> [Data for processing]:
(begin)
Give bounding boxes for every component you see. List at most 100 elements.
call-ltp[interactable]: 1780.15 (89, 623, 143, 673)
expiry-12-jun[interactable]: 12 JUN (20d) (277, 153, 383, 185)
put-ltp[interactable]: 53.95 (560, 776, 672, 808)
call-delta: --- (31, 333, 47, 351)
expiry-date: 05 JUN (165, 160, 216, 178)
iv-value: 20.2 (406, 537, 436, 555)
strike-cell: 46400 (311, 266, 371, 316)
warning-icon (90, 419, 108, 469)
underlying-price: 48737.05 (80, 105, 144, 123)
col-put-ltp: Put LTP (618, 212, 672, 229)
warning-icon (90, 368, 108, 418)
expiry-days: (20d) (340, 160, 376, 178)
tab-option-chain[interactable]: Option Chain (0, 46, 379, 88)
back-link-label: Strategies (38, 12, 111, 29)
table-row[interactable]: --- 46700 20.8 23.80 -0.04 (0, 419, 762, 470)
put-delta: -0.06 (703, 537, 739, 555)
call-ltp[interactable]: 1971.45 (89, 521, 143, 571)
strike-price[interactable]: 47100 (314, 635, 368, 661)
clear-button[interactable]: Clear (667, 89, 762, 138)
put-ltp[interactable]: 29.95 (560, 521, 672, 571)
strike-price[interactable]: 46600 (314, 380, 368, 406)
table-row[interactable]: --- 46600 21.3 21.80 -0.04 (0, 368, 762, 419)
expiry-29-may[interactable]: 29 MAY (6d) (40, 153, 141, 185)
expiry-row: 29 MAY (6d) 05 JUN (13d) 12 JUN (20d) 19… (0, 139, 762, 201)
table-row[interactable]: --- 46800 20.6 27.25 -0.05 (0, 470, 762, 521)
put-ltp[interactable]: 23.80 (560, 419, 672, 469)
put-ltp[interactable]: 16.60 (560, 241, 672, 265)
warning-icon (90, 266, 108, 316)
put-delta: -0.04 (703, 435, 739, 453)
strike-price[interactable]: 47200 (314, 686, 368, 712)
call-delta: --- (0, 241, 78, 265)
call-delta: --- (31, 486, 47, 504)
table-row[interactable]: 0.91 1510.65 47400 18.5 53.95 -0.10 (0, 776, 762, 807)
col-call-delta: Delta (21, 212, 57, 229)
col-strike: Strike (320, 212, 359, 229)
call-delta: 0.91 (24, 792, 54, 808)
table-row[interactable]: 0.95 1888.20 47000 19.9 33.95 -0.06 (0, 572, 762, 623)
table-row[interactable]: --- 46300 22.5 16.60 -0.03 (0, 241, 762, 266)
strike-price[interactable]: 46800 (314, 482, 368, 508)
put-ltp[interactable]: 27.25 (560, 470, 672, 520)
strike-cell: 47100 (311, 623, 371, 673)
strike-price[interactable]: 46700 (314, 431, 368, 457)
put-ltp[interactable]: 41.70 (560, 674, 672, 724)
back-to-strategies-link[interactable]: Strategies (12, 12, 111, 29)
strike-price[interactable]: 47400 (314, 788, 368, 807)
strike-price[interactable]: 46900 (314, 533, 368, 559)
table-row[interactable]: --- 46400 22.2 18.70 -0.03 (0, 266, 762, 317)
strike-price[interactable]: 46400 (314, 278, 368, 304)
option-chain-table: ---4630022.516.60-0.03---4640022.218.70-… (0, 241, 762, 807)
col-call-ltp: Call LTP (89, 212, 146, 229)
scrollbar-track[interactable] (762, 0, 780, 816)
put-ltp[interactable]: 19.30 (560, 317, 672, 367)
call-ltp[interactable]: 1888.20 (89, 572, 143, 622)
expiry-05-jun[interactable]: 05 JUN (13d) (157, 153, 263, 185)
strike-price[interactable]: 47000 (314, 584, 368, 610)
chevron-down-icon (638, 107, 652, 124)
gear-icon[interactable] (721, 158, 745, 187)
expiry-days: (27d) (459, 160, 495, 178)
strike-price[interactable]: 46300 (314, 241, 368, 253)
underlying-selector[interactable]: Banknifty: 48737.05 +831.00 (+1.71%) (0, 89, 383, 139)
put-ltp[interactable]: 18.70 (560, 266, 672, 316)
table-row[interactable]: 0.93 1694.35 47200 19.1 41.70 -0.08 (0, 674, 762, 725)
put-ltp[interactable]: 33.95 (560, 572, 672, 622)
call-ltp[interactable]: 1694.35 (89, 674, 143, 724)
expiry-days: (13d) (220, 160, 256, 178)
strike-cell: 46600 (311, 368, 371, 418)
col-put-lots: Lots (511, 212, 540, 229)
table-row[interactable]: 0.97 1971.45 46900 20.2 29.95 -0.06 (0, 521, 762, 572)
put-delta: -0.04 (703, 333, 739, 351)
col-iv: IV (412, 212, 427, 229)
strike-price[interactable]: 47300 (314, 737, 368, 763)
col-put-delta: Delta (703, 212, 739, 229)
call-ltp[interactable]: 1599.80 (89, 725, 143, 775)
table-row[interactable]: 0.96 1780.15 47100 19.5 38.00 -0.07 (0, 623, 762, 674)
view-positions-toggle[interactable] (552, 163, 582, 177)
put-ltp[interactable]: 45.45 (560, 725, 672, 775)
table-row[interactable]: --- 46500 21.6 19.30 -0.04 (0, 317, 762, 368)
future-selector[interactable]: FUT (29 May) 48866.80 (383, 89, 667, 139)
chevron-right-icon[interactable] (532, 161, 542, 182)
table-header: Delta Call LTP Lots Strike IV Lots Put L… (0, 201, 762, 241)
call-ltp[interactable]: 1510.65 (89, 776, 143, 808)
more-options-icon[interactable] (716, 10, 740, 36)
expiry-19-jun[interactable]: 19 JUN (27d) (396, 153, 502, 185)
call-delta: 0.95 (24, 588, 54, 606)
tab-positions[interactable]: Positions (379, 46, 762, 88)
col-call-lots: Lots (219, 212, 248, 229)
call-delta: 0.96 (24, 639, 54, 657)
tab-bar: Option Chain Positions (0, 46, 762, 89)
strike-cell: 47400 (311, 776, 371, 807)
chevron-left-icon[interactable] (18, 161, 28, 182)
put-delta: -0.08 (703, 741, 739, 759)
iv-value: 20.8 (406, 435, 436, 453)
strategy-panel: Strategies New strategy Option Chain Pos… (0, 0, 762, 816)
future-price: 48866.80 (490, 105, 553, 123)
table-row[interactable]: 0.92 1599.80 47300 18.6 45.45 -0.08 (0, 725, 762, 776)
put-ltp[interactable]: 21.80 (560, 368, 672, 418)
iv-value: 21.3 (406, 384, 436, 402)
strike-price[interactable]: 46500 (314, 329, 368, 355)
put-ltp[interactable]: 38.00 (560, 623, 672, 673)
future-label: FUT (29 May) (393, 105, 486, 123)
(end)
(begin)
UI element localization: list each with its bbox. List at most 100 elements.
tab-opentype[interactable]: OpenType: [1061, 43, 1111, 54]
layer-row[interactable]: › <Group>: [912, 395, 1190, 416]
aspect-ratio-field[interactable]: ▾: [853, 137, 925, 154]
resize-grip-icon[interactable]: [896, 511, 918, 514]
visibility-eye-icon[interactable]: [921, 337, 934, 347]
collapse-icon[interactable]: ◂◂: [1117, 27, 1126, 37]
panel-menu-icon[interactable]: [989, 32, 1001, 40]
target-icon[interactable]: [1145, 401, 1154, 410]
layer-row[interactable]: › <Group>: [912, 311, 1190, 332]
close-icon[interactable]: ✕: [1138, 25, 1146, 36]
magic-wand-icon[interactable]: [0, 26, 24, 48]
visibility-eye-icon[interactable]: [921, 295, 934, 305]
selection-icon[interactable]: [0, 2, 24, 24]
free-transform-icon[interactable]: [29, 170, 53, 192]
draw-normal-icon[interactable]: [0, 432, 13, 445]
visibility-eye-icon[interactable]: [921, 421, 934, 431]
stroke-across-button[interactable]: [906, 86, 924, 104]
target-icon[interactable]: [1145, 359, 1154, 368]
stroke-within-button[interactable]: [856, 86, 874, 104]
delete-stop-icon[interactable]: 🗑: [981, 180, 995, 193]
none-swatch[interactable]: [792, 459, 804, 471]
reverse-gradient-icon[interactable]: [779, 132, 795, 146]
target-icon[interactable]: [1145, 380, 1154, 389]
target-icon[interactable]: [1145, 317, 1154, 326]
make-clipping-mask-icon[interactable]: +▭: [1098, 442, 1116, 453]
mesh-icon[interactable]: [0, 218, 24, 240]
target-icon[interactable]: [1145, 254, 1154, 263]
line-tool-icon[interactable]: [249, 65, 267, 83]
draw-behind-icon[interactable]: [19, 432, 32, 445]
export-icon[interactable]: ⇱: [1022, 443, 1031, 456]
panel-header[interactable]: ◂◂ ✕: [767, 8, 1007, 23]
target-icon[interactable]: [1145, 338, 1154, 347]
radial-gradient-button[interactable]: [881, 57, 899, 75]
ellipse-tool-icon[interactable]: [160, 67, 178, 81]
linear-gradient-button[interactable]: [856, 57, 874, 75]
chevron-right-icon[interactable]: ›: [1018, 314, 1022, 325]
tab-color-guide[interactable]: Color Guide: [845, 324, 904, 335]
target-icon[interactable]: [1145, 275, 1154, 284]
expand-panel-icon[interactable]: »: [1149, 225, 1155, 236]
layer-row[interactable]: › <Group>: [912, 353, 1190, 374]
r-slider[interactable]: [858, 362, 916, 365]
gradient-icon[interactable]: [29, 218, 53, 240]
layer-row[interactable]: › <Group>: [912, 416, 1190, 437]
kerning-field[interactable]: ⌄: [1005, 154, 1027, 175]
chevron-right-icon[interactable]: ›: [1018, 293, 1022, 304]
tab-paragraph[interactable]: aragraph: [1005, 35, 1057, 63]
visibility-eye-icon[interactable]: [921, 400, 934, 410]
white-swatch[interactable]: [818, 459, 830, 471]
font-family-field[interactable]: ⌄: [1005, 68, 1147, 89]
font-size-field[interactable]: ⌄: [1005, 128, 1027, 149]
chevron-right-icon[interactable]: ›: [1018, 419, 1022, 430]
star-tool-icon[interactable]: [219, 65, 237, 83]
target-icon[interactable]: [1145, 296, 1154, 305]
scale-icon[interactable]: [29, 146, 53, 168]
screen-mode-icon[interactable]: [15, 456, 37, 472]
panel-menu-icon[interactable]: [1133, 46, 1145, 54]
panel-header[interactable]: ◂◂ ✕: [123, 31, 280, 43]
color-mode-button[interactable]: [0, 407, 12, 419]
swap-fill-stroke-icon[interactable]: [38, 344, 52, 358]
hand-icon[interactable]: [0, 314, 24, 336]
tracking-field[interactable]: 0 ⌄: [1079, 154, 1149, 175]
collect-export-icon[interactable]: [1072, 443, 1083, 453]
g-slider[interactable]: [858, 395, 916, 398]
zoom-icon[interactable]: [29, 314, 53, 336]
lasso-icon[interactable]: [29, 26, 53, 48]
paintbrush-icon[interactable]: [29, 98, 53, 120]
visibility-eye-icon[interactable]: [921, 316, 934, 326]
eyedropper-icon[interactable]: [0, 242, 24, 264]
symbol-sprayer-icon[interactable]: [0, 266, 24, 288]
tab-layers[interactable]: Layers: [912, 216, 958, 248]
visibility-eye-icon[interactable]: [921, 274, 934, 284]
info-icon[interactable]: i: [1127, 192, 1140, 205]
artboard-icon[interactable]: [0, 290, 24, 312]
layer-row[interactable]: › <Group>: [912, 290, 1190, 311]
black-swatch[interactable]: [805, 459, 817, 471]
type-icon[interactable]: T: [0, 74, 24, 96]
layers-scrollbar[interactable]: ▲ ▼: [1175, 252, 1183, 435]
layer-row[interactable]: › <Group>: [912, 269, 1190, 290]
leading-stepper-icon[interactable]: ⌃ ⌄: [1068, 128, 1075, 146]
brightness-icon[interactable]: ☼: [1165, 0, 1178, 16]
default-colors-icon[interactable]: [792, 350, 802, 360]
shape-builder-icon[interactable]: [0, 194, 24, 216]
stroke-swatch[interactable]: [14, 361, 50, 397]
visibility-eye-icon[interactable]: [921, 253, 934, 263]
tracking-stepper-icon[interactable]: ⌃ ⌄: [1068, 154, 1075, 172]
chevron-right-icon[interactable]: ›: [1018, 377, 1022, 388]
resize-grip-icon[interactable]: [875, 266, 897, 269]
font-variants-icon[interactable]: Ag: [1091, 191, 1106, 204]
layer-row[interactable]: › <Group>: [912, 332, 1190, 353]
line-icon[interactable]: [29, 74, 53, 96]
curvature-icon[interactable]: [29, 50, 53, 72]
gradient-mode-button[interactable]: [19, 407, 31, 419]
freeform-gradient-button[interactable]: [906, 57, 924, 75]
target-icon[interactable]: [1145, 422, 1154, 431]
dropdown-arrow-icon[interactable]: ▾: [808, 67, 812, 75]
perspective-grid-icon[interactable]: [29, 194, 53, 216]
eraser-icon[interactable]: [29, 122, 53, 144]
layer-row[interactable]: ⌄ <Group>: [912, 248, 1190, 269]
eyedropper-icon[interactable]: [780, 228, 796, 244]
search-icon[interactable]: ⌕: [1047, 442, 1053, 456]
(end)
Transcribe the records from the line with "UI element localization: list" up to and including the line with "free-transform-icon[interactable]: [29, 170, 53, 192]", copying each line exactly.

UI element localization: list each with its bbox. List at most 100 elements.
tab-opentype[interactable]: OpenType: [1061, 43, 1111, 54]
layer-row[interactable]: › <Group>: [912, 395, 1190, 416]
aspect-ratio-field[interactable]: ▾: [853, 137, 925, 154]
resize-grip-icon[interactable]: [896, 511, 918, 514]
visibility-eye-icon[interactable]: [921, 337, 934, 347]
collapse-icon[interactable]: ◂◂: [1117, 27, 1126, 37]
panel-menu-icon[interactable]: [989, 32, 1001, 40]
target-icon[interactable]: [1145, 401, 1154, 410]
layer-row[interactable]: › <Group>: [912, 311, 1190, 332]
close-icon[interactable]: ✕: [1138, 25, 1146, 36]
magic-wand-icon[interactable]: [0, 26, 24, 48]
visibility-eye-icon[interactable]: [921, 295, 934, 305]
selection-icon[interactable]: [0, 2, 24, 24]
free-transform-icon[interactable]: [29, 170, 53, 192]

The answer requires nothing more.